Supplied information -
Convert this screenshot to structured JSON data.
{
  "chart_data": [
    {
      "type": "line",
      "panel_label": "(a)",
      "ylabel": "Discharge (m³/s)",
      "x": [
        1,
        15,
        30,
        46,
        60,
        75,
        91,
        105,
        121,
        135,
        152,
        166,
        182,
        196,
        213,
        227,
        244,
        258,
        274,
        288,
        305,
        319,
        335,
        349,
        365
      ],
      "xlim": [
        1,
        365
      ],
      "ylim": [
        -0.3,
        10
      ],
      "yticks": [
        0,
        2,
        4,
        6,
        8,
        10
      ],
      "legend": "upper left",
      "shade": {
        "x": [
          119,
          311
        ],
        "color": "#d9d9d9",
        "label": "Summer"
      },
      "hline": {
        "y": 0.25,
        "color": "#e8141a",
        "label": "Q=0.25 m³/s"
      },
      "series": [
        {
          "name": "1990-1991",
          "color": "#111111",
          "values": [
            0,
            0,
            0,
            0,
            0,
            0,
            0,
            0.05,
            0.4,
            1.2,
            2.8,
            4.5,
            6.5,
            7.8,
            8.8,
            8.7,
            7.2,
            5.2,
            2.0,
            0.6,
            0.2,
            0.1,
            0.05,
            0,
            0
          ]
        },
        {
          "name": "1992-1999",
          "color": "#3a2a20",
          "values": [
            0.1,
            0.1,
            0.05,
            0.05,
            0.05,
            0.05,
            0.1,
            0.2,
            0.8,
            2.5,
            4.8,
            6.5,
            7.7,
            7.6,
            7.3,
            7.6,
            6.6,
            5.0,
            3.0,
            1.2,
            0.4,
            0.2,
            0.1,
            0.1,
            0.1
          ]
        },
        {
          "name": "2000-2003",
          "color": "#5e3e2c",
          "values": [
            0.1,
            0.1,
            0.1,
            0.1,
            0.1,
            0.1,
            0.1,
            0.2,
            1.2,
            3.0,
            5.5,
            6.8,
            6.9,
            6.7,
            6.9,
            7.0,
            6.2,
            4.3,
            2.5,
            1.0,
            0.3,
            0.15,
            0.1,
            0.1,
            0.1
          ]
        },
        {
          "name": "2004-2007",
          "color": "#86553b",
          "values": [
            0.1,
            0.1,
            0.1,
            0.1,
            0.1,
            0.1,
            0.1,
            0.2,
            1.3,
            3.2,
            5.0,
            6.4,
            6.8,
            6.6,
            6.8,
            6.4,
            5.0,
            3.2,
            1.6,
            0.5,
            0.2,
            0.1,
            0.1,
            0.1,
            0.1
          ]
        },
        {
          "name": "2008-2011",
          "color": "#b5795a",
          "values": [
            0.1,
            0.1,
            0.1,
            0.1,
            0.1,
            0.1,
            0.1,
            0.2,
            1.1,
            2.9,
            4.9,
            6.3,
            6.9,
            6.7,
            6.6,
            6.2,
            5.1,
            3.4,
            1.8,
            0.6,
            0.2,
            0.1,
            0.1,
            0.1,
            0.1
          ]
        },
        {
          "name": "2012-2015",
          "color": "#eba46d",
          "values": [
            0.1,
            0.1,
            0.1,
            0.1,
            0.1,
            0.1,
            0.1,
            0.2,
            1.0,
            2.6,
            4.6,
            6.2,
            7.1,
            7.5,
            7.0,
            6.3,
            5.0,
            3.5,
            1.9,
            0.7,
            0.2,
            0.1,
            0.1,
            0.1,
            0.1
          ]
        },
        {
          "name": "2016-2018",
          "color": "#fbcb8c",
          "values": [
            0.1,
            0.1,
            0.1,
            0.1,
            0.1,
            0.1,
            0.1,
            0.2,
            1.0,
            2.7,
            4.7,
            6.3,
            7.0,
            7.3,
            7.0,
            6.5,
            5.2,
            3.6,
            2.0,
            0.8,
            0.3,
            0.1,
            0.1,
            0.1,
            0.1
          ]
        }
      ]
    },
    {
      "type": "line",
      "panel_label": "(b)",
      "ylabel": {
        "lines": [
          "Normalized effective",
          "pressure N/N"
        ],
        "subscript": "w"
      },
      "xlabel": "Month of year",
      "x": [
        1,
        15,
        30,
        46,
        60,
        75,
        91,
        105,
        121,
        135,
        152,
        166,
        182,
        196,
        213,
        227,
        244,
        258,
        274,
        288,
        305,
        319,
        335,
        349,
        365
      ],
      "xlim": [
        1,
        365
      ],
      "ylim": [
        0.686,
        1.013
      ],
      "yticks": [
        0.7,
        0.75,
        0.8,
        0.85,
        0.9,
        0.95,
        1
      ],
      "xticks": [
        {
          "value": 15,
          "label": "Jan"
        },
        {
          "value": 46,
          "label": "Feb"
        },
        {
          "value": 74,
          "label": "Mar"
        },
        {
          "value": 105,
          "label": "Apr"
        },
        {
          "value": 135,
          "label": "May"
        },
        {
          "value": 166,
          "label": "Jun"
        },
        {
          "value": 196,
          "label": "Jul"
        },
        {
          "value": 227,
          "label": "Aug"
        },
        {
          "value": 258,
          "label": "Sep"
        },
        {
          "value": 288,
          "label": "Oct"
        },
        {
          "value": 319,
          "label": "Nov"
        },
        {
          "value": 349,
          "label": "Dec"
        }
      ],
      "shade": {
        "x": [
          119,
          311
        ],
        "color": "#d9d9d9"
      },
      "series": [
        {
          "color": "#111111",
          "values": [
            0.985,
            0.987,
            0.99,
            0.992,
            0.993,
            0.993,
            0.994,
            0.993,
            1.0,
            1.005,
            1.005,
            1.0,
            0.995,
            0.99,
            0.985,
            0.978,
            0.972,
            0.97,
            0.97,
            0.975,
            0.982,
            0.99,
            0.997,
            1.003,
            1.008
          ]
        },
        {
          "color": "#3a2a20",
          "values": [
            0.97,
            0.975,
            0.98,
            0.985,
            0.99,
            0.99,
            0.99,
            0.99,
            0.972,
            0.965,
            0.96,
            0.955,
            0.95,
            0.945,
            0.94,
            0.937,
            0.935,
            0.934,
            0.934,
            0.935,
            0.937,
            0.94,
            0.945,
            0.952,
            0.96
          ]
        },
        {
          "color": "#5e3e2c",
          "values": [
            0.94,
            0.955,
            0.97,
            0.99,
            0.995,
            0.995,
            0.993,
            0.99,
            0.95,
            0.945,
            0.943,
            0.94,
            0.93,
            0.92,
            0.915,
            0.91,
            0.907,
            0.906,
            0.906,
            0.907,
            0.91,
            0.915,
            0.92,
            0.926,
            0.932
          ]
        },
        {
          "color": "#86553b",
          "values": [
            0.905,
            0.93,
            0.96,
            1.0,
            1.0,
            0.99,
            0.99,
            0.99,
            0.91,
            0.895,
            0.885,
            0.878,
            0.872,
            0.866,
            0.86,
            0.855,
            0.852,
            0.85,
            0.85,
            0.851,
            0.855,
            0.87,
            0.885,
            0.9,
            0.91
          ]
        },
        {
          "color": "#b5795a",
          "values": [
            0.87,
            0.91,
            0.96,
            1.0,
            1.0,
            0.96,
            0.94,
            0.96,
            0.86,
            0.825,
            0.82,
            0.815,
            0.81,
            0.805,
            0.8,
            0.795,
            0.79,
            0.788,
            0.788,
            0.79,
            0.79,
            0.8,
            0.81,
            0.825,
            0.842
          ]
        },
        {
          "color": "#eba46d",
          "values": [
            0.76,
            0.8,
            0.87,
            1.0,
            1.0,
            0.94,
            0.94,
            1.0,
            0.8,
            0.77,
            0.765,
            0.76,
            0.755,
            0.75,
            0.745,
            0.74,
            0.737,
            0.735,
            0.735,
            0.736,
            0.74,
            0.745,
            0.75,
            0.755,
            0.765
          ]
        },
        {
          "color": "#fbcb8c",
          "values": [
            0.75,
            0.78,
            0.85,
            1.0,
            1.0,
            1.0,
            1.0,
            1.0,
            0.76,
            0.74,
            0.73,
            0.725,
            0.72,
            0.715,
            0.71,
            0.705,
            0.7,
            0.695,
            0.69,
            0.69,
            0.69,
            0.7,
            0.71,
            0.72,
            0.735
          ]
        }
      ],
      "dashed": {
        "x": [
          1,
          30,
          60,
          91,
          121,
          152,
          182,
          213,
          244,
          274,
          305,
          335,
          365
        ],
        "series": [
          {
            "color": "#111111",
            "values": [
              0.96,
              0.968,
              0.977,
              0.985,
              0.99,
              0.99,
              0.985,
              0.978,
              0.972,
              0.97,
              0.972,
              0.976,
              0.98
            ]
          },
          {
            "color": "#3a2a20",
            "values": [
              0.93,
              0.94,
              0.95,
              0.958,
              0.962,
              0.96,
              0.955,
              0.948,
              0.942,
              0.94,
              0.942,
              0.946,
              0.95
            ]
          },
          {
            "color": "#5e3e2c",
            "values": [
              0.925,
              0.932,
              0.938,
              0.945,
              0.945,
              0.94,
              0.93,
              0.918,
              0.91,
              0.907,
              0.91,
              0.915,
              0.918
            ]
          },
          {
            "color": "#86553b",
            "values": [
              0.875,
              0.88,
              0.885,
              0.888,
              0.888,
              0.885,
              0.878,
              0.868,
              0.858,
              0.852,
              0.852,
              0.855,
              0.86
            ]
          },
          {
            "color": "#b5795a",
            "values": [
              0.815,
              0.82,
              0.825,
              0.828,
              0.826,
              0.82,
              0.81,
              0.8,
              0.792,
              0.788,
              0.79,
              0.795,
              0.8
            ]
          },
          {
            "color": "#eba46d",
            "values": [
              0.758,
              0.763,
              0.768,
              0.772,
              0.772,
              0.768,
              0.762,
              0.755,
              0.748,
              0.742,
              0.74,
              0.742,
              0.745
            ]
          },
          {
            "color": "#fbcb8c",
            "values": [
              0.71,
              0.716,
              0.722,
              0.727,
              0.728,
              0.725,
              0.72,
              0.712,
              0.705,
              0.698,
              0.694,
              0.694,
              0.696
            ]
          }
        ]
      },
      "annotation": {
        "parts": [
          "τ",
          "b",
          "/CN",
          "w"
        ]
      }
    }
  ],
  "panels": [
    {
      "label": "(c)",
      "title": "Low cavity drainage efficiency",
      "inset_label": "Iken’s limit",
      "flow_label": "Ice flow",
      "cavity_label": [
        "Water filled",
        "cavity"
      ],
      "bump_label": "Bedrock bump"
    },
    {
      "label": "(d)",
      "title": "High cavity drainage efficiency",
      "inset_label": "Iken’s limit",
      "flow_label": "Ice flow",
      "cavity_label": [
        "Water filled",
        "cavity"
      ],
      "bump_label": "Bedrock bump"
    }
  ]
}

Exercise aim -
Go through the material above and copy each line that has the word "name".

Solution to this task -
          "name": "1990-1991",
          "name": "1992-1999",
          "name": "2000-2003",
          "name": "2004-2007",
          "name": "2008-2011",
          "name": "2012-2015",
          "name": "2016-2018",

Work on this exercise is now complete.